**Records shown:**
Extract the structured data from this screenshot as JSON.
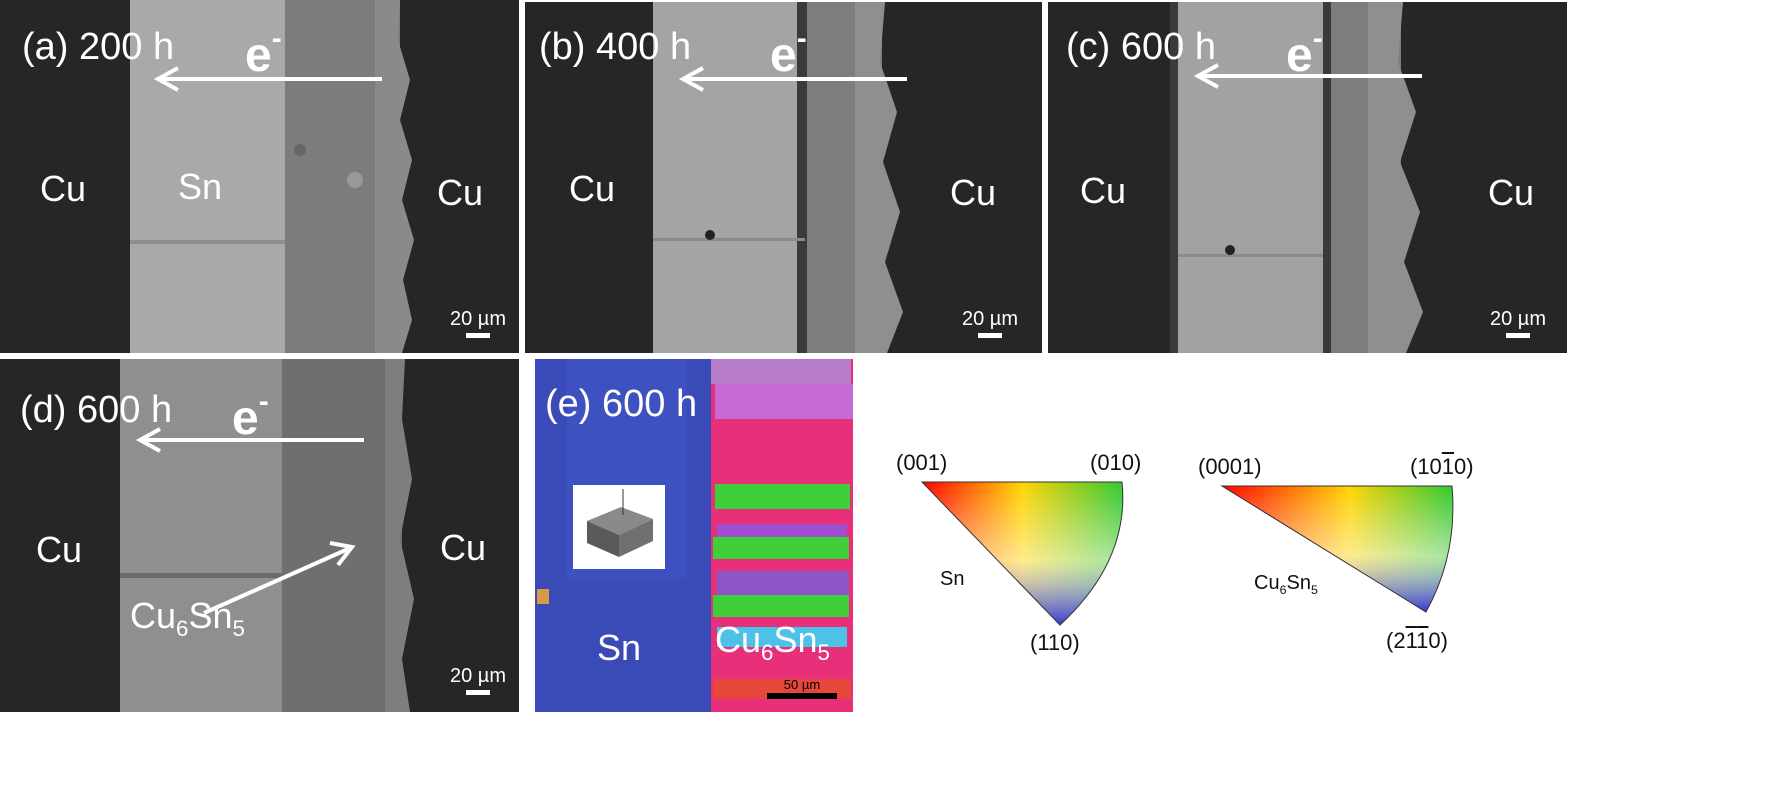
{
  "panels": {
    "a": {
      "title": "(a) 200 h",
      "electron": "e",
      "electron_sup": "-",
      "left": "Cu",
      "middle": "Sn",
      "right": "Cu",
      "scale": "20 µm"
    },
    "b": {
      "title": "(b) 400 h",
      "electron": "e",
      "electron_sup": "-",
      "left": "Cu",
      "right": "Cu",
      "scale": "20 µm"
    },
    "c": {
      "title": "(c) 600 h",
      "electron": "e",
      "electron_sup": "-",
      "left": "Cu",
      "right": "Cu",
      "scale": "20 µm"
    },
    "d": {
      "title": "(d) 600 h",
      "electron": "e",
      "electron_sup": "-",
      "left": "Cu",
      "right": "Cu",
      "imc_main": "Cu",
      "imc_sub1": "6",
      "imc_mid": "Sn",
      "imc_sub2": "5",
      "scale": "20 µm"
    },
    "e": {
      "title": "(e) 600 h",
      "sn": "Sn",
      "imc_main": "Cu",
      "imc_sub1": "6",
      "imc_mid": "Sn",
      "imc_sub2": "5",
      "scale": "50 µm"
    }
  },
  "ipf": {
    "sn": {
      "material": "Sn",
      "top_left": "(001)",
      "top_right": "(010)",
      "bottom": "(110)"
    },
    "cu6sn5": {
      "material_main": "Cu",
      "material_sub1": "6",
      "material_mid": "Sn",
      "material_sub2": "5",
      "top_left": "(0001)",
      "top_right": "(10̅0)",
      "top_right_pre": "(10",
      "top_right_bar": "1",
      "top_right_post": "0)",
      "bottom_pre": "(2",
      "bottom_bar1": "1",
      "bottom_bar2": "1",
      "bottom_post": "0)"
    }
  },
  "colors": {
    "cu": "#262626",
    "sn": "#a6a6a6",
    "imc": "#7a7a7a",
    "ebsd_sn": "#3a4bb8",
    "ebsd_imc": "#e8307a"
  }
}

**What is being asked:** Please write out all the data again word for word, but not the pictures.

**Response to the exercise:**
Extract the structured data from this screenshot as JSON.
{
  "panels": {
    "a": {
      "title": "(a) 200 h",
      "electron": "e",
      "electron_sup": "-",
      "left": "Cu",
      "middle": "Sn",
      "right": "Cu",
      "scale": "20 µm"
    },
    "b": {
      "title": "(b) 400 h",
      "electron": "e",
      "electron_sup": "-",
      "left": "Cu",
      "right": "Cu",
      "scale": "20 µm"
    },
    "c": {
      "title": "(c) 600 h",
      "electron": "e",
      "electron_sup": "-",
      "left": "Cu",
      "right": "Cu",
      "scale": "20 µm"
    },
    "d": {
      "title": "(d) 600 h",
      "electron": "e",
      "electron_sup": "-",
      "left": "Cu",
      "right": "Cu",
      "imc_main": "Cu",
      "imc_sub1": "6",
      "imc_mid": "Sn",
      "imc_sub2": "5",
      "scale": "20 µm"
    },
    "e": {
      "title": "(e) 600 h",
      "sn": "Sn",
      "imc_main": "Cu",
      "imc_sub1": "6",
      "imc_mid": "Sn",
      "imc_sub2": "5",
      "scale": "50 µm"
    }
  },
  "ipf": {
    "sn": {
      "material": "Sn",
      "top_left": "(001)",
      "top_right": "(010)",
      "bottom": "(110)"
    },
    "cu6sn5": {
      "material_main": "Cu",
      "material_sub1": "6",
      "material_mid": "Sn",
      "material_sub2": "5",
      "top_left": "(0001)",
      "top_right": "(10̅0)",
      "top_right_pre": "(10",
      "top_right_bar": "1",
      "top_right_post": "0)",
      "bottom_pre": "(2",
      "bottom_bar1": "1",
      "bottom_bar2": "1",
      "bottom_post": "0)"
    }
  },
  "colors": {
    "cu": "#262626",
    "sn": "#a6a6a6",
    "imc": "#7a7a7a",
    "ebsd_sn": "#3a4bb8",
    "ebsd_imc": "#e8307a"
  }
}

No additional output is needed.